__Problem description__
Every record should be copied exactly, except that pictures are to be omitted.

__Data for this exercise__
──────────────────────────────

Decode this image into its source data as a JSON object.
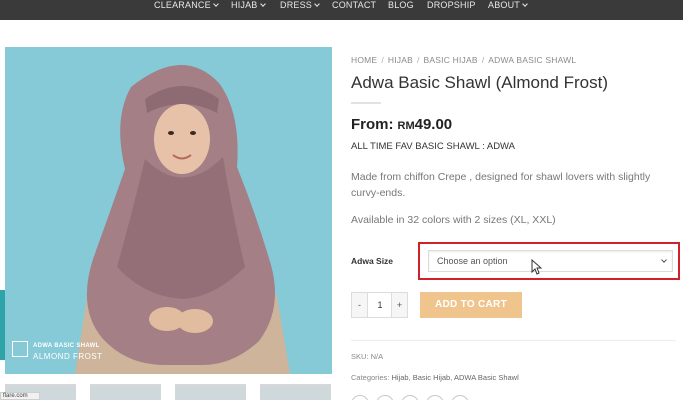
{
  "nav": {
    "items": [
      {
        "label": "CLEARANCE",
        "caret": true
      },
      {
        "label": "HIJAB",
        "caret": true
      },
      {
        "label": "DRESS",
        "caret": true
      },
      {
        "label": "CONTACT",
        "caret": false
      },
      {
        "label": "BLOG",
        "caret": false
      },
      {
        "label": "DROPSHIP",
        "caret": false
      },
      {
        "label": "ABOUT",
        "caret": true
      }
    ]
  },
  "gallery": {
    "watermark_line1": "ADWA BASIC SHAWL",
    "watermark_line2": "ALMOND FROST"
  },
  "breadcrumb": [
    "HOME",
    "HIJAB",
    "BASIC HIJAB",
    "ADWA BASIC SHAWL"
  ],
  "product": {
    "title": "Adwa Basic Shawl (Almond Frost)",
    "price_prefix": "From:",
    "currency": "RM",
    "price": "49.00",
    "tagline": "ALL TIME FAV BASIC SHAWL : ADWA",
    "description": "Made from chiffon Crepe , designed for shawl lovers with slightly curvy-ends.",
    "availability": "Available in 32 colors with 2 sizes (XL, XXL)"
  },
  "variation": {
    "label": "Adwa Size",
    "selected": "Choose an option"
  },
  "cart": {
    "minus": "-",
    "quantity": "1",
    "plus": "+",
    "add_label": "ADD TO CART"
  },
  "meta": {
    "sku_label": "SKU:",
    "sku_value": "N/A",
    "categories_label": "Categories:",
    "categories": [
      "Hijab",
      "Basic Hijab",
      "ADWA Basic Shawl"
    ]
  },
  "status_bar": {
    "url": "flare.com"
  },
  "colors": {
    "nav_bg": "#3a3a3a",
    "image_bg": "#86c9d7",
    "shawl": "#a47f86",
    "add_to_cart": "#f0c58d",
    "highlight": "#d0202a"
  }
}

──────────────────────────────

__Correct response__
Decode this image into its source data as a JSON object.
{
  "nav": {
    "items": [
      {
        "label": "CLEARANCE",
        "caret": true
      },
      {
        "label": "HIJAB",
        "caret": true
      },
      {
        "label": "DRESS",
        "caret": true
      },
      {
        "label": "CONTACT",
        "caret": false
      },
      {
        "label": "BLOG",
        "caret": false
      },
      {
        "label": "DROPSHIP",
        "caret": false
      },
      {
        "label": "ABOUT",
        "caret": true
      }
    ]
  },
  "gallery": {
    "watermark_line1": "ADWA BASIC SHAWL",
    "watermark_line2": "ALMOND FROST"
  },
  "breadcrumb": [
    "HOME",
    "HIJAB",
    "BASIC HIJAB",
    "ADWA BASIC SHAWL"
  ],
  "product": {
    "title": "Adwa Basic Shawl (Almond Frost)",
    "price_prefix": "From:",
    "currency": "RM",
    "price": "49.00",
    "tagline": "ALL TIME FAV BASIC SHAWL : ADWA",
    "description": "Made from chiffon Crepe , designed for shawl lovers with slightly curvy-ends.",
    "availability": "Available in 32 colors with 2 sizes (XL, XXL)"
  },
  "variation": {
    "label": "Adwa Size",
    "selected": "Choose an option"
  },
  "cart": {
    "minus": "-",
    "quantity": "1",
    "plus": "+",
    "add_label": "ADD TO CART"
  },
  "meta": {
    "sku_label": "SKU:",
    "sku_value": "N/A",
    "categories_label": "Categories:",
    "categories": [
      "Hijab",
      "Basic Hijab",
      "ADWA Basic Shawl"
    ]
  },
  "status_bar": {
    "url": "flare.com"
  },
  "colors": {
    "nav_bg": "#3a3a3a",
    "image_bg": "#86c9d7",
    "shawl": "#a47f86",
    "add_to_cart": "#f0c58d",
    "highlight": "#d0202a"
  }
}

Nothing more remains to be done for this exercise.